» Written request:
Transcribe every entry below word for word, but skip the pictures.

▽

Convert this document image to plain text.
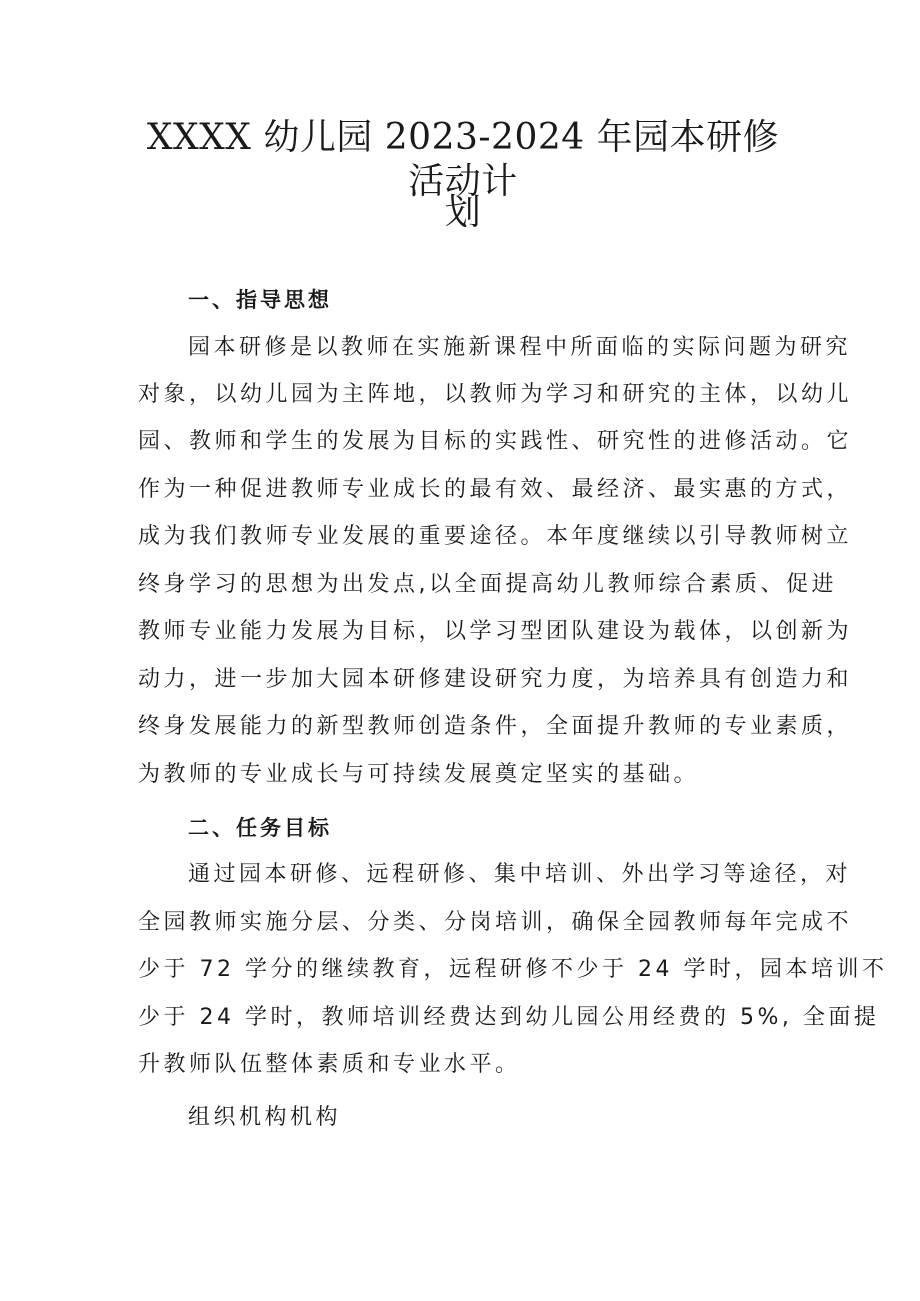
XXXX 幼儿园 2023-2024 年园本研修活动计
划
一、指导思想

园本研修是以教师在实施新课程中所面临的实际问题为研究

对象，以幼儿园为主阵地，以教师为学习和研究的主体，以幼儿

园、教师和学生的发展为目标的实践性、研究性的进修活动。它

作为一种促进教师专业成长的最有效、最经济、最实惠的方式，

成为我们教师专业发展的重要途径。本年度继续以引导教师树立

终身学习的思想为出发点,以全面提高幼儿教师综合素质、促进

教师专业能力发展为目标，以学习型团队建设为载体，以创新为

动力，进一步加大园本研修建设研究力度，为培养具有创造力和

终身发展能力的新型教师创造条件，全面提升教师的专业素质，

为教师的专业成长与可持续发展奠定坚实的基础。

二、任务目标

通过园本研修、远程研修、集中培训、外出学习等途径，对

全园教师实施分层、分类、分岗培训，确保全园教师每年完成不

少于 72 学分的继续教育，远程研修不少于 24 学时，园本培训不

少于 24 学时，教师培训经费达到幼儿园公用经费的 5%, 全面提

升教师队伍整体素质和专业水平。

组织机构机构
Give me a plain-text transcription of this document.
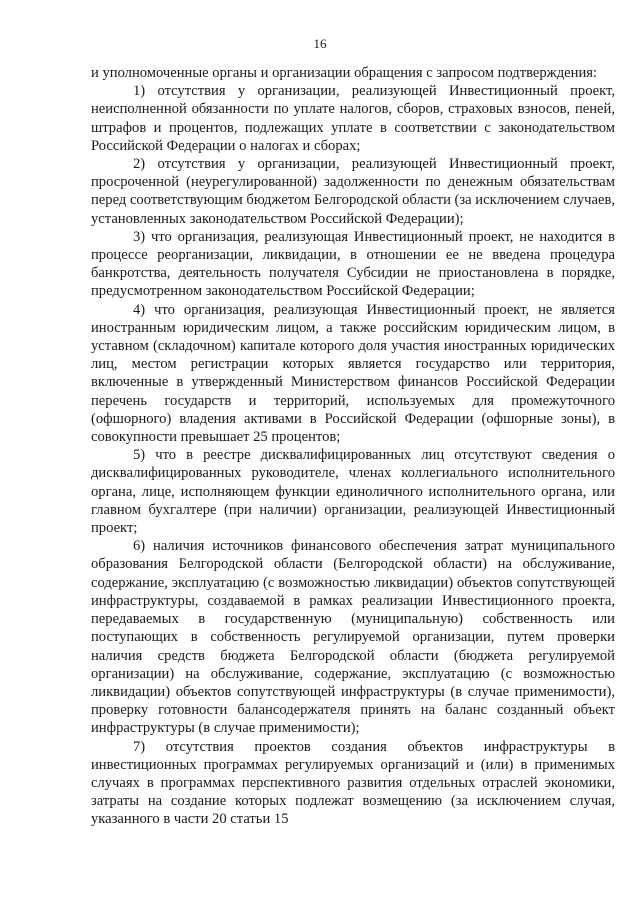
16

и уполномоченные органы и организации обращения с запросом подтверждения:

1) отсутствия у организации, реализующей Инвестиционный проект, неисполненной обязанности по уплате налогов, сборов, страховых взносов, пеней, штрафов и процентов, подлежащих уплате в соответствии с законодательством Российской Федерации о налогах и сборах;

2) отсутствия у организации, реализующей Инвестиционный проект, просроченной (неурегулированной) задолженности по денежным обязательствам перед соответствующим бюджетом Белгородской области (за исключением случаев, установленных законодательством Российской Федерации);

3) что организация, реализующая Инвестиционный проект, не находится в процессе реорганизации, ликвидации, в отношении ее не введена процедура банкротства, деятельность получателя Субсидии не приостановлена в порядке, предусмотренном законодательством Российской Федерации;

4) что организация, реализующая Инвестиционный проект, не является иностранным юридическим лицом, а также российским юридическим лицом, в уставном (складочном) капитале которого доля участия иностранных юридических лиц, местом регистрации которых является государство или территория, включенные в утвержденный Министерством финансов Российской Федерации перечень государств и территорий, используемых для промежуточного (офшорного) владения активами в Российской Федерации (офшорные зоны), в совокупности превышает 25 процентов;

5) что в реестре дисквалифицированных лиц отсутствуют сведения о дисквалифицированных руководителе, членах коллегиального исполнительного органа, лице, исполняющем функции единоличного исполнительного органа, или главном бухгалтере (при наличии) организации, реализующей Инвестиционный проект;

6) наличия источников финансового обеспечения затрат муниципального образования Белгородской области (Белгородской области) на обслуживание, содержание, эксплуатацию (с возможностью ликвидации) объектов сопутствующей инфраструктуры, создаваемой в рамках реализации Инвестиционного проекта, передаваемых в государственную (муниципальную) собственность или поступающих в собственность регулируемой организации, путем проверки наличия средств бюджета Белгородской области (бюджета регулируемой организации) на обслуживание, содержание, эксплуатацию (с возможностью ликвидации) объектов сопутствующей инфраструктуры (в случае применимости), проверку готовности балансодержателя принять на баланс созданный объект инфраструктуры (в случае применимости);

7) отсутствия проектов создания объектов инфраструктуры в инвестиционных программах регулируемых организаций и (или) в применимых случаях в программах перспективного развития отдельных отраслей экономики, затраты на создание которых подлежат возмещению (за исключением случая, указанного в части 20 статьи 15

△

» Result of the task:
Convert this document image to plain text.
XXXX 幼儿园 2023-2024 年园本研修活动计
划
一、指导思想

园本研修是以教师在实施新课程中所面临的实际问题为研究

对象，以幼儿园为主阵地，以教师为学习和研究的主体，以幼儿

园、教师和学生的发展为目标的实践性、研究性的进修活动。它

作为一种促进教师专业成长的最有效、最经济、最实惠的方式，

成为我们教师专业发展的重要途径。本年度继续以引导教师树立

终身学习的思想为出发点,以全面提高幼儿教师综合素质、促进

教师专业能力发展为目标，以学习型团队建设为载体，以创新为

动力，进一步加大园本研修建设研究力度，为培养具有创造力和

终身发展能力的新型教师创造条件，全面提升教师的专业素质，

为教师的专业成长与可持续发展奠定坚实的基础。

二、任务目标

通过园本研修、远程研修、集中培训、外出学习等途径，对

全园教师实施分层、分类、分岗培训，确保全园教师每年完成不

少于 72 学分的继续教育，远程研修不少于 24 学时，园本培训不

少于 24 学时，教师培训经费达到幼儿园公用经费的 5%, 全面提

升教师队伍整体素质和专业水平。

组织机构机构
Give me a plain-text transcription of this document.
16

и уполномоченные органы и организации обращения с запросом подтверждения:

1) отсутствия у организации, реализующей Инвестиционный проект, неисполненной обязанности по уплате налогов, сборов, страховых взносов, пеней, штрафов и процентов, подлежащих уплате в соответствии с законодательством Российской Федерации о налогах и сборах;

2) отсутствия у организации, реализующей Инвестиционный проект, просроченной (неурегулированной) задолженности по денежным обязательствам перед соответствующим бюджетом Белгородской области (за исключением случаев, установленных законодательством Российской Федерации);

3) что организация, реализующая Инвестиционный проект, не находится в процессе реорганизации, ликвидации, в отношении ее не введена процедура банкротства, деятельность получателя Субсидии не приостановлена в порядке, предусмотренном законодательством Российской Федерации;

4) что организация, реализующая Инвестиционный проект, не является иностранным юридическим лицом, а также российским юридическим лицом, в уставном (складочном) капитале которого доля участия иностранных юридических лиц, местом регистрации которых является государство или территория, включенные в утвержденный Министерством финансов Российской Федерации перечень государств и территорий, используемых для промежуточного (офшорного) владения активами в Российской Федерации (офшорные зоны), в совокупности превышает 25 процентов;

5) что в реестре дисквалифицированных лиц отсутствуют сведения о дисквалифицированных руководителе, членах коллегиального исполнительного органа, лице, исполняющем функции единоличного исполнительного органа, или главном бухгалтере (при наличии) организации, реализующей Инвестиционный проект;

6) наличия источников финансового обеспечения затрат муниципального образования Белгородской области (Белгородской области) на обслуживание, содержание, эксплуатацию (с возможностью ликвидации) объектов сопутствующей инфраструктуры, создаваемой в рамках реализации Инвестиционного проекта, передаваемых в государственную (муниципальную) собственность или поступающих в собственность регулируемой организации, путем проверки наличия средств бюджета Белгородской области (бюджета регулируемой организации) на обслуживание, содержание, эксплуатацию (с возможностью ликвидации) объектов сопутствующей инфраструктуры (в случае применимости), проверку готовности балансодержателя принять на баланс созданный объект инфраструктуры (в случае применимости);

7) отсутствия проектов создания объектов инфраструктуры в инвестиционных программах регулируемых организаций и (или) в применимых случаях в программах перспективного развития отдельных отраслей экономики, затраты на создание которых подлежат возмещению (за исключением случая, указанного в части 20 статьи 15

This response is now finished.